• _Document passage_
=== Begin Enclosure ===

Trial record 14 of 227 for:    Open Studies | "Fever"

Evaluation of Fever Occurring in Labor in Patients Receiving Epidural Anesthesia

The recruitment status of this study is unknown because the information has not been verified recently.
Verified June 2008 by MemorialCare.
Recruitment status was  Recruiting
Sponsor:
Information provided by:
MemorialCare
ClinicalTrials.gov Identifier:
NCT00326521
First received: May 15, 2006
Last updated: June 5, 2008
Last verified: June 2008
  Purpose

Briefly, the investigators propose to evaluate nulliparous (first time mothers) patients beyond 36 0/7 weeks' gestation in active labor who already have received epidural anesthesia and have an intrauterine pressure catheter (IUPC) in place. Any patient who then develops a single temperature elevation of > 38 degrees will be eligible for inclusion and consented for the study. Maternal blood will be drawn immediately, one hour later and at delivery. Amniotic fluid will be aspirated from the pressure catheter; the first 1-2 cc will be discarded and the remainder will be evaluated for gram stain, culture, glucose level, interleukin-6 (IL-6), and proteomics. All placentas will be sent for routine pathologic examination. Cord blood will be obtained at birth for routine studies. Both maternal and cord blood will be sent for proteomic evaluation (defined). The patients with amniotic fluid that has a positive gram stain and culture will be defined as the infected group, and the patients with amniotic fluid that has a negative gram stain and culture will be defined as the uninfected group. Differences in clinical presentation and laboratory assessments, including proteomics, will be compared between the two groups to determine if there are any markers that might prove to be useful in distinguishing between these two entities (epidural fever with and without actual infection).


Condition Phase
Fever
Phase 1

Study Type: Observational
Study Design: Observational Model: Case Control
Time Perspective: Prospective
Official Title: Evaluation of Intrapartum Fever in Patients Receiving Epidural Anesthesia

Resource links provided by NLM:


Further study details as provided by MemorialCare:

Biospecimen Retention:   Samples With DNA

Maternal serum, amniotic fluid, and umbilical cord blood


Estimated Enrollment: 50
Study Start Date: October 2006
Estimated Study Completion Date: May 2009
Detailed Description:

Historically the diagnosis of chorioamnionitis (an infection of the membranes surrounding the fetus) for patients in labor has been made on the basis of multiple clinical variables such as maternal fever, fetal tachycardia, uterine tenderness, or foul smelling vaginal discharge. The diagnosis also takes into account a clinical picture consistent with risk factors such as prolonged labor and prolonged rupture of membranes. Since most of these findings are not specific, chorioamnionitis becomes the diagnosis of exclusion unless there is another explanation for the fever. Randomized studies have clearly shown that maternal antibiotics and neonatal septic work-ups are indicated once the diagnosis of chorioamnionitis has been made. Neonatal sepsis is a severe infection of the blood stream. Such policies have important implications for health care providers, on the impact of medical costs, and on the duration of hospital stay. This becomes especially true for the newborn that is transferred to the neonatal intensive care unit (NICU) for sepsis evaluation. Often times, these newborns are prophylactically treated with antibiotics based on the suspicion of an infection, while waiting for finalized blood culture results. Since newborn sepsis is such a difficult diagnosis to make, many more newborns are treated than actually have the disease and the length of their hospital stay may be significantly increased.

=== End Enclosure ===

• _Information shown_

=== Begin Enclosure ===

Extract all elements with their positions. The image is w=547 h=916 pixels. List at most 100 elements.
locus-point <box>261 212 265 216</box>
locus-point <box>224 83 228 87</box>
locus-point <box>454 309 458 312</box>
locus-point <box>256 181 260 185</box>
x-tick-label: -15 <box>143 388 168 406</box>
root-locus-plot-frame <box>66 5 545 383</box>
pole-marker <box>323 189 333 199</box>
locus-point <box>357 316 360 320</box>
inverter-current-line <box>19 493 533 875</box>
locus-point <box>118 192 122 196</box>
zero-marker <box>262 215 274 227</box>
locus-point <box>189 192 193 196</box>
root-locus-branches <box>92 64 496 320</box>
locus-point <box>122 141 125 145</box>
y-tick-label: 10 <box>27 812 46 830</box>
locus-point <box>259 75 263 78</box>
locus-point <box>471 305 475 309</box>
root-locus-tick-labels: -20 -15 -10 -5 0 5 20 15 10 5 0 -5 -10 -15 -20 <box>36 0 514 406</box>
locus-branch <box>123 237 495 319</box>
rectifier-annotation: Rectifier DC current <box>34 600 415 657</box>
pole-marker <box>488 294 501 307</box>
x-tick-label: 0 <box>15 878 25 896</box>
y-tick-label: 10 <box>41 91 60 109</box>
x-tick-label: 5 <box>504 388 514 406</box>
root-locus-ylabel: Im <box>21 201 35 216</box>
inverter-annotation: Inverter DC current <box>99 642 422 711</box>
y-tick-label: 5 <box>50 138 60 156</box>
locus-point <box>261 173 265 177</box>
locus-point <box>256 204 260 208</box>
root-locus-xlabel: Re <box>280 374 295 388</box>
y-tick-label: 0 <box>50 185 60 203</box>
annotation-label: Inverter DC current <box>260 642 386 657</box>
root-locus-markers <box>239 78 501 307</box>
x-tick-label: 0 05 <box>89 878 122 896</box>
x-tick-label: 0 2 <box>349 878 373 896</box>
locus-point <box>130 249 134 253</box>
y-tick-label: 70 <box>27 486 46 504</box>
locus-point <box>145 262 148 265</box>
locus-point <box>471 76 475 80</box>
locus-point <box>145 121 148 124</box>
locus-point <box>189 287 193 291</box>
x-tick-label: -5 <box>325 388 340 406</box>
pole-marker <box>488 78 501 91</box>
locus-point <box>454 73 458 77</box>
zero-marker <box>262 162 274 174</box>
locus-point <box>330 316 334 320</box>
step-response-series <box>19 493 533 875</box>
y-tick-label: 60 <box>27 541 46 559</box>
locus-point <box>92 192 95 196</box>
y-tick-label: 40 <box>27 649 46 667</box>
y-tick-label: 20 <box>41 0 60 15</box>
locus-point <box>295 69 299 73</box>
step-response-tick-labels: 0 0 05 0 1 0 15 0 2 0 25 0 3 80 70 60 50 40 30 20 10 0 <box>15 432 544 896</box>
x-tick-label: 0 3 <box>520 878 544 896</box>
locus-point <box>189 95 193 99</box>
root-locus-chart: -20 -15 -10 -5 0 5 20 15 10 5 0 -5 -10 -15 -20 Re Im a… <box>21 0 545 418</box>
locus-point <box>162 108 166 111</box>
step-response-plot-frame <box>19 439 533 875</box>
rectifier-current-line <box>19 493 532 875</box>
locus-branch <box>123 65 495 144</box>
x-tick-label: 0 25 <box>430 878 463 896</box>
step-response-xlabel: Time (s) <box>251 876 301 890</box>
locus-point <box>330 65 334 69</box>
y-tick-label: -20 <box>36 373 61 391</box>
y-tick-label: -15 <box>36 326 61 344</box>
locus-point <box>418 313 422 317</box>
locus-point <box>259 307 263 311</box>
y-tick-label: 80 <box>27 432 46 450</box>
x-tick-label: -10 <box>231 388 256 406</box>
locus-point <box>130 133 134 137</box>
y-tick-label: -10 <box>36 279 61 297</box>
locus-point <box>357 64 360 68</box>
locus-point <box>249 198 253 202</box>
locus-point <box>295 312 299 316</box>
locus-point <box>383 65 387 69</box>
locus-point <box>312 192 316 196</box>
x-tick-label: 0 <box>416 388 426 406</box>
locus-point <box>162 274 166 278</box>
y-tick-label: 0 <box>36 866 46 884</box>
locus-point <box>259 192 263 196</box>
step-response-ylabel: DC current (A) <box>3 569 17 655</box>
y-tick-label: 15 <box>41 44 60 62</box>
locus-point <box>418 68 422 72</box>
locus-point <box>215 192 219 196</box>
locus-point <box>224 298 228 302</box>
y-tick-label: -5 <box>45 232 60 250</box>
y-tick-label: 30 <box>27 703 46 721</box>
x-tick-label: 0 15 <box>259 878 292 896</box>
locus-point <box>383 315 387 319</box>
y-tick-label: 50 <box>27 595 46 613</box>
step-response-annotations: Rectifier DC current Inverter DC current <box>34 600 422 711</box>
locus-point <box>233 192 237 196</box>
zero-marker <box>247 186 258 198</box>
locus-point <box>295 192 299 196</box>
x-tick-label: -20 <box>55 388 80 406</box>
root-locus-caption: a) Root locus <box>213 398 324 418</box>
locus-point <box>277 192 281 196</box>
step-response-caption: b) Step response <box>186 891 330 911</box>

=== End Enclosure ===

• _Problem 1_
Repeat the passage from the trial record, starting with "Trial record 14" and going on through "2008 by MemorialCare.".
• _Problem 2_
In the trial record, which patients make up the infected group?
None of the data is needed here.

• _Answer box 1_
Trial record 14 of 227 for:    Open Studies | "Fever"

Evaluation of Fever Occurring in Labor in Patients Receiving Epidural Anesthesia

The recruitment status of this study is unknown because the information has not been verified recently.
Verified June 2008 by MemorialCare.

• _Answer box 2_
Patients whose amniotic fluid has a positive gram stain and culture.